| TASK TO CARRY OUT |
Collect each line of the entries that holds the string "title".

| DATA SUPPLIED |
/---

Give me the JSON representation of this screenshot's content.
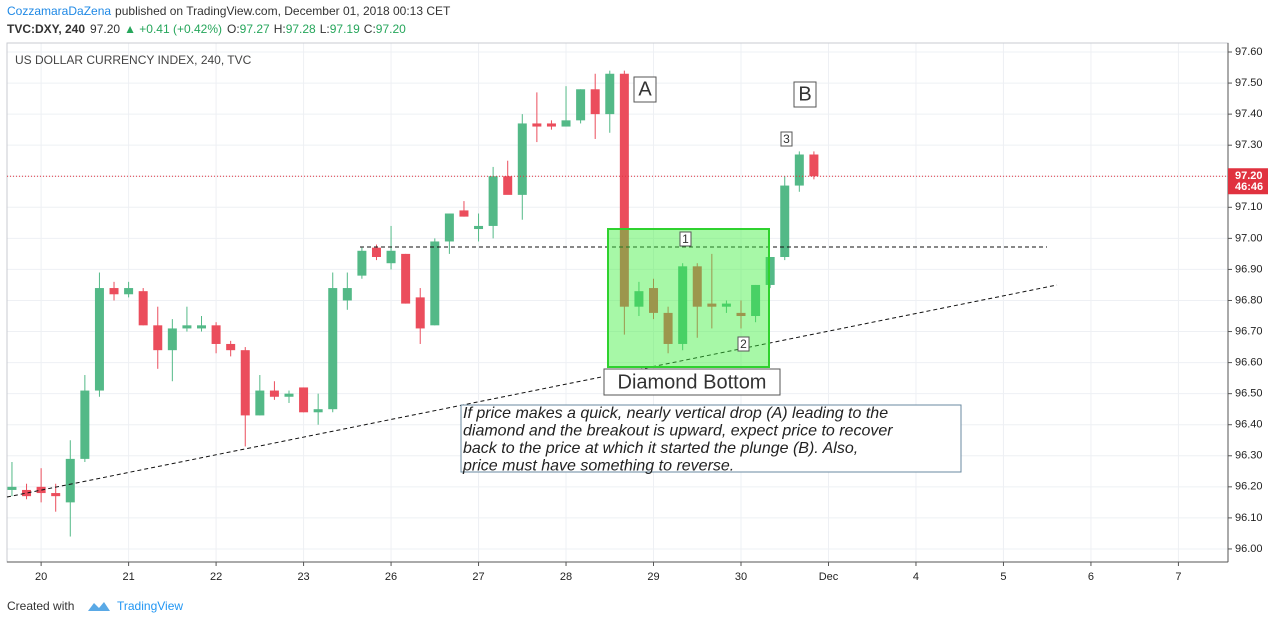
{
  "header": {
    "author": "CozzamaraDaZena",
    "published": "published on TradingView.com, December 01, 2018 00:13 CET",
    "symbol": "TVC:DXY, 240",
    "last": "97.20",
    "change": "▲ +0.41 (+0.42%)",
    "open_label": "O:",
    "open": "97.27",
    "high_label": "H:",
    "high": "97.28",
    "low_label": "L:",
    "low": "97.19",
    "close_label": "C:",
    "close": "97.20"
  },
  "footer": {
    "created": "Created with",
    "brand": "TradingView"
  },
  "chart_data": {
    "type": "candlestick",
    "title": "US DOLLAR CURRENCY INDEX, 240, TVC",
    "up_color": "#53b987",
    "down_color": "#eb4d5c",
    "grid": true,
    "open": [
      96.19,
      96.19,
      96.2,
      96.18,
      96.15,
      96.29,
      96.51,
      96.84,
      96.82,
      96.83,
      96.72,
      96.64,
      96.71,
      96.71,
      96.72,
      96.66,
      96.64,
      96.43,
      96.51,
      96.49,
      96.52,
      96.44,
      96.45,
      96.8,
      96.88,
      96.97,
      96.92,
      96.95,
      96.81,
      96.72,
      96.99,
      97.09,
      97.03,
      97.04,
      97.2,
      97.14,
      97.37,
      97.37,
      97.36,
      97.38,
      97.48,
      97.4,
      97.53,
      96.78,
      96.84,
      96.76,
      96.66,
      96.91,
      96.79,
      96.78,
      96.76,
      96.75,
      96.85,
      96.94,
      97.17,
      97.27
    ],
    "high": [
      96.28,
      96.21,
      96.26,
      96.21,
      96.35,
      96.56,
      96.89,
      96.86,
      96.86,
      96.84,
      96.78,
      96.74,
      96.78,
      96.75,
      96.73,
      96.67,
      96.65,
      96.56,
      96.54,
      96.51,
      96.52,
      96.5,
      96.89,
      96.89,
      96.97,
      96.98,
      97.04,
      96.95,
      96.84,
      97.0,
      97.08,
      97.12,
      97.08,
      97.23,
      97.25,
      97.4,
      97.47,
      97.38,
      97.49,
      97.48,
      97.53,
      97.54,
      97.54,
      96.86,
      96.87,
      96.78,
      96.92,
      96.92,
      96.95,
      96.8,
      96.8,
      96.85,
      96.94,
      97.2,
      97.28,
      97.28
    ],
    "low": [
      96.17,
      96.16,
      96.15,
      96.12,
      96.04,
      96.28,
      96.49,
      96.8,
      96.81,
      96.72,
      96.58,
      96.54,
      96.7,
      96.7,
      96.63,
      96.62,
      96.33,
      96.43,
      96.48,
      96.47,
      96.44,
      96.4,
      96.44,
      96.77,
      96.87,
      96.93,
      96.9,
      96.79,
      96.66,
      96.72,
      96.95,
      97.07,
      96.99,
      97.0,
      97.15,
      97.06,
      97.31,
      97.35,
      97.36,
      97.37,
      97.32,
      97.34,
      96.69,
      96.75,
      96.74,
      96.63,
      96.64,
      96.68,
      96.71,
      96.76,
      96.71,
      96.73,
      96.84,
      96.93,
      97.15,
      97.19
    ],
    "close": [
      96.2,
      96.17,
      96.18,
      96.17,
      96.29,
      96.51,
      96.84,
      96.82,
      96.84,
      96.72,
      96.64,
      96.71,
      96.72,
      96.72,
      96.66,
      96.64,
      96.43,
      96.51,
      96.49,
      96.5,
      96.44,
      96.45,
      96.84,
      96.84,
      96.96,
      96.94,
      96.96,
      96.79,
      96.71,
      96.99,
      97.08,
      97.07,
      97.04,
      97.2,
      97.14,
      97.37,
      97.36,
      97.36,
      97.38,
      97.48,
      97.4,
      97.53,
      96.78,
      96.83,
      96.76,
      96.66,
      96.91,
      96.78,
      96.78,
      96.79,
      96.75,
      96.85,
      96.94,
      97.17,
      97.27,
      97.2
    ],
    "xlim": [
      -0.34,
      83.4
    ],
    "xticks": [
      {
        "value": 2,
        "label": "20"
      },
      {
        "value": 8,
        "label": "21"
      },
      {
        "value": 14,
        "label": "22"
      },
      {
        "value": 20,
        "label": "23"
      },
      {
        "value": 26,
        "label": "26"
      },
      {
        "value": 32,
        "label": "27"
      },
      {
        "value": 38,
        "label": "28"
      },
      {
        "value": 44,
        "label": "29"
      },
      {
        "value": 50,
        "label": "30"
      },
      {
        "value": 56,
        "label": "Dec"
      },
      {
        "value": 62,
        "label": "4"
      },
      {
        "value": 68,
        "label": "5"
      },
      {
        "value": 74,
        "label": "6"
      },
      {
        "value": 80,
        "label": "7"
      }
    ],
    "ylim": [
      95.958,
      97.629
    ],
    "yticks": [
      {
        "value": 96.0,
        "label": "96.00"
      },
      {
        "value": 96.1,
        "label": "96.10"
      },
      {
        "value": 96.2,
        "label": "96.20"
      },
      {
        "value": 96.3,
        "label": "96.30"
      },
      {
        "value": 96.4,
        "label": "96.40"
      },
      {
        "value": 96.5,
        "label": "96.50"
      },
      {
        "value": 96.6,
        "label": "96.60"
      },
      {
        "value": 96.7,
        "label": "96.70"
      },
      {
        "value": 96.8,
        "label": "96.80"
      },
      {
        "value": 96.9,
        "label": "96.90"
      },
      {
        "value": 97.0,
        "label": "97.00"
      },
      {
        "value": 97.1,
        "label": "97.10"
      },
      {
        "value": 97.2,
        "label": "97.20"
      },
      {
        "value": 97.3,
        "label": "97.30"
      },
      {
        "value": 97.4,
        "label": "97.40"
      },
      {
        "value": 97.5,
        "label": "97.50"
      },
      {
        "value": 97.6,
        "label": "97.60"
      }
    ],
    "price_line": {
      "value": 97.2,
      "label": "97.20",
      "countdown": "46:46",
      "color": "#e0323f"
    },
    "annotations": {
      "a": "A",
      "b": "B",
      "one": "1",
      "two": "2",
      "three": "3",
      "pattern": "Diamond Bottom",
      "note": [
        "If price makes a quick, nearly vertical drop (A) leading to the",
        "diamond and the breakout is upward, expect price to recover",
        "back to the price at which it started the plunge (B). Also,",
        "price must have something to reverse."
      ]
    }
  }
}
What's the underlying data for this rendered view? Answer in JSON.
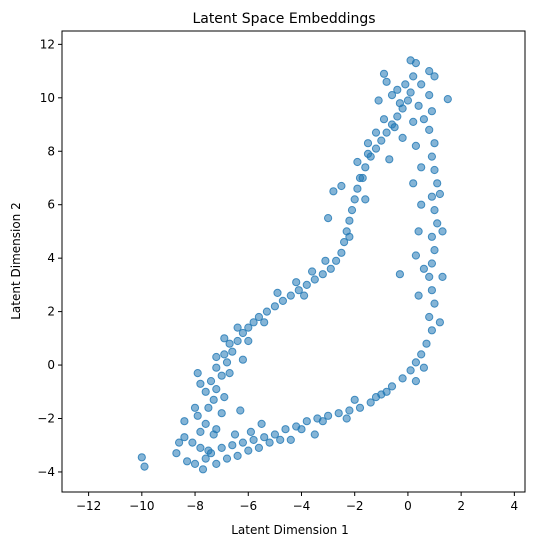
{
  "chart_data": {
    "type": "scatter",
    "title": "Latent Space Embeddings",
    "xlabel": "Latent Dimension 1",
    "ylabel": "Latent Dimension 2",
    "xlim": [
      -13,
      4.4
    ],
    "ylim": [
      -4.75,
      12.5
    ],
    "xticks": [
      -12,
      -10,
      -8,
      -6,
      -4,
      -2,
      0,
      2,
      4
    ],
    "yticks": [
      -4,
      -2,
      0,
      2,
      4,
      6,
      8,
      10,
      12
    ],
    "grid": false,
    "point_color": "#1f77b4",
    "point_alpha": 0.55,
    "series": [
      {
        "points": [
          [
            -10.0,
            -3.45
          ],
          [
            -9.9,
            -3.8
          ],
          [
            -8.7,
            -3.3
          ],
          [
            -8.3,
            -3.6
          ],
          [
            -8.0,
            -3.7
          ],
          [
            -8.4,
            -2.7
          ],
          [
            -8.1,
            -2.9
          ],
          [
            -7.8,
            -3.1
          ],
          [
            -7.5,
            -3.2
          ],
          [
            -7.8,
            -2.5
          ],
          [
            -7.6,
            -2.2
          ],
          [
            -7.3,
            -2.6
          ],
          [
            -7.9,
            -1.9
          ],
          [
            -7.5,
            -1.6
          ],
          [
            -7.3,
            -1.3
          ],
          [
            -7.6,
            -1.0
          ],
          [
            -7.2,
            -0.9
          ],
          [
            -7.4,
            -0.6
          ],
          [
            -7.0,
            -0.4
          ],
          [
            -7.2,
            -0.1
          ],
          [
            -6.8,
            0.1
          ],
          [
            -6.9,
            0.4
          ],
          [
            -6.6,
            0.5
          ],
          [
            -6.7,
            0.8
          ],
          [
            -6.4,
            0.9
          ],
          [
            -6.2,
            1.2
          ],
          [
            -6.0,
            1.4
          ],
          [
            -5.8,
            1.6
          ],
          [
            -5.6,
            1.8
          ],
          [
            -5.3,
            2.0
          ],
          [
            -5.0,
            2.2
          ],
          [
            -4.7,
            2.4
          ],
          [
            -4.4,
            2.6
          ],
          [
            -4.1,
            2.8
          ],
          [
            -3.8,
            3.0
          ],
          [
            -3.5,
            3.2
          ],
          [
            -3.2,
            3.4
          ],
          [
            -2.9,
            3.6
          ],
          [
            -2.7,
            3.9
          ],
          [
            -2.5,
            4.2
          ],
          [
            -2.4,
            4.6
          ],
          [
            -2.3,
            5.0
          ],
          [
            -2.2,
            5.4
          ],
          [
            -2.1,
            5.8
          ],
          [
            -2.0,
            6.2
          ],
          [
            -1.9,
            6.6
          ],
          [
            -1.8,
            7.0
          ],
          [
            -1.6,
            7.4
          ],
          [
            -1.4,
            7.8
          ],
          [
            -1.2,
            8.1
          ],
          [
            -1.0,
            8.4
          ],
          [
            -0.8,
            8.7
          ],
          [
            -0.6,
            9.0
          ],
          [
            -0.4,
            9.3
          ],
          [
            -0.2,
            9.6
          ],
          [
            0.0,
            9.9
          ],
          [
            0.1,
            10.2
          ],
          [
            -0.1,
            10.5
          ],
          [
            0.2,
            10.8
          ],
          [
            0.1,
            11.4
          ],
          [
            0.3,
            11.3
          ],
          [
            -0.8,
            10.6
          ],
          [
            -0.4,
            10.3
          ],
          [
            0.5,
            10.5
          ],
          [
            0.8,
            10.1
          ],
          [
            1.5,
            9.95
          ],
          [
            0.9,
            9.5
          ],
          [
            0.6,
            9.2
          ],
          [
            0.8,
            8.8
          ],
          [
            1.0,
            8.3
          ],
          [
            0.9,
            7.8
          ],
          [
            1.0,
            7.3
          ],
          [
            1.1,
            6.8
          ],
          [
            0.9,
            6.3
          ],
          [
            1.0,
            5.8
          ],
          [
            1.1,
            5.3
          ],
          [
            0.9,
            4.8
          ],
          [
            1.0,
            4.3
          ],
          [
            0.9,
            3.8
          ],
          [
            0.8,
            3.3
          ],
          [
            0.9,
            2.8
          ],
          [
            1.0,
            2.3
          ],
          [
            0.8,
            1.8
          ],
          [
            0.9,
            1.3
          ],
          [
            0.7,
            0.8
          ],
          [
            0.5,
            0.4
          ],
          [
            0.3,
            0.1
          ],
          [
            0.1,
            -0.2
          ],
          [
            -0.2,
            -0.5
          ],
          [
            -0.6,
            -0.8
          ],
          [
            -1.0,
            -1.1
          ],
          [
            -1.4,
            -1.4
          ],
          [
            -1.8,
            -1.6
          ],
          [
            -2.2,
            -1.7
          ],
          [
            -2.6,
            -1.8
          ],
          [
            -3.0,
            -1.9
          ],
          [
            -3.4,
            -2.0
          ],
          [
            -3.8,
            -2.1
          ],
          [
            -4.2,
            -2.3
          ],
          [
            -4.6,
            -2.4
          ],
          [
            -5.0,
            -2.6
          ],
          [
            -5.4,
            -2.7
          ],
          [
            -5.8,
            -2.8
          ],
          [
            -6.2,
            -2.9
          ],
          [
            -6.6,
            -3.0
          ],
          [
            -7.0,
            -3.1
          ],
          [
            -7.4,
            -3.3
          ],
          [
            -7.6,
            -3.5
          ],
          [
            -7.2,
            -3.7
          ],
          [
            -6.8,
            -3.5
          ],
          [
            -6.4,
            -3.4
          ],
          [
            -6.0,
            -3.2
          ],
          [
            -5.6,
            -3.1
          ],
          [
            -5.2,
            -2.9
          ],
          [
            -4.8,
            -2.8
          ],
          [
            -1.2,
            8.7
          ],
          [
            -0.9,
            9.2
          ],
          [
            -0.5,
            8.9
          ],
          [
            -0.2,
            8.5
          ],
          [
            0.2,
            9.1
          ],
          [
            -0.3,
            9.8
          ],
          [
            0.4,
            9.7
          ],
          [
            -1.5,
            8.3
          ],
          [
            -1.9,
            7.6
          ],
          [
            -2.5,
            6.7
          ],
          [
            -1.6,
            6.2
          ],
          [
            -1.7,
            7.0
          ],
          [
            -0.7,
            7.7
          ],
          [
            0.3,
            8.2
          ],
          [
            0.5,
            7.4
          ],
          [
            -2.8,
            6.5
          ],
          [
            -3.0,
            5.5
          ],
          [
            -2.2,
            4.8
          ],
          [
            -3.6,
            3.5
          ],
          [
            -3.9,
            2.6
          ],
          [
            -5.4,
            1.6
          ],
          [
            -6.4,
            1.4
          ],
          [
            -6.9,
            1.0
          ],
          [
            -7.2,
            0.3
          ],
          [
            -7.8,
            -0.7
          ],
          [
            -8.0,
            -1.6
          ],
          [
            -8.4,
            -2.1
          ],
          [
            -8.6,
            -2.9
          ],
          [
            -7.0,
            -1.8
          ],
          [
            -7.2,
            -2.4
          ],
          [
            -6.5,
            -2.6
          ],
          [
            -5.9,
            -2.5
          ],
          [
            -4.0,
            -2.4
          ],
          [
            -3.2,
            -2.1
          ],
          [
            -2.3,
            -2.0
          ],
          [
            -1.2,
            -1.2
          ],
          [
            0.6,
            -0.1
          ],
          [
            0.3,
            -0.6
          ],
          [
            1.2,
            1.6
          ],
          [
            0.4,
            2.6
          ],
          [
            0.6,
            3.6
          ],
          [
            0.3,
            4.1
          ],
          [
            0.4,
            5.0
          ],
          [
            0.5,
            6.0
          ],
          [
            0.2,
            6.8
          ],
          [
            1.2,
            6.4
          ],
          [
            1.3,
            5.0
          ],
          [
            1.3,
            3.3
          ],
          [
            -0.3,
            3.4
          ],
          [
            -1.5,
            7.9
          ],
          [
            -1.1,
            9.9
          ],
          [
            -0.6,
            10.1
          ],
          [
            0.8,
            11.0
          ],
          [
            1.0,
            10.8
          ],
          [
            -0.9,
            10.9
          ],
          [
            -6.2,
            0.2
          ],
          [
            -6.7,
            -0.3
          ],
          [
            -6.9,
            -1.2
          ],
          [
            -6.3,
            -1.7
          ],
          [
            -5.5,
            -2.2
          ],
          [
            -4.4,
            -2.8
          ],
          [
            -3.5,
            -2.6
          ],
          [
            -2.0,
            -1.3
          ],
          [
            -0.8,
            -1.0
          ],
          [
            -7.7,
            -3.9
          ],
          [
            -7.9,
            -0.3
          ],
          [
            -6.0,
            0.9
          ],
          [
            -4.9,
            2.7
          ],
          [
            -4.2,
            3.1
          ],
          [
            -3.1,
            3.9
          ]
        ]
      }
    ]
  }
}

\---

| OUTPUT FOR THIS EXERCISE |
    "title": "US DOLLAR CURRENCY INDEX, 240, TVC",
    "title": "Latent Space Embeddings",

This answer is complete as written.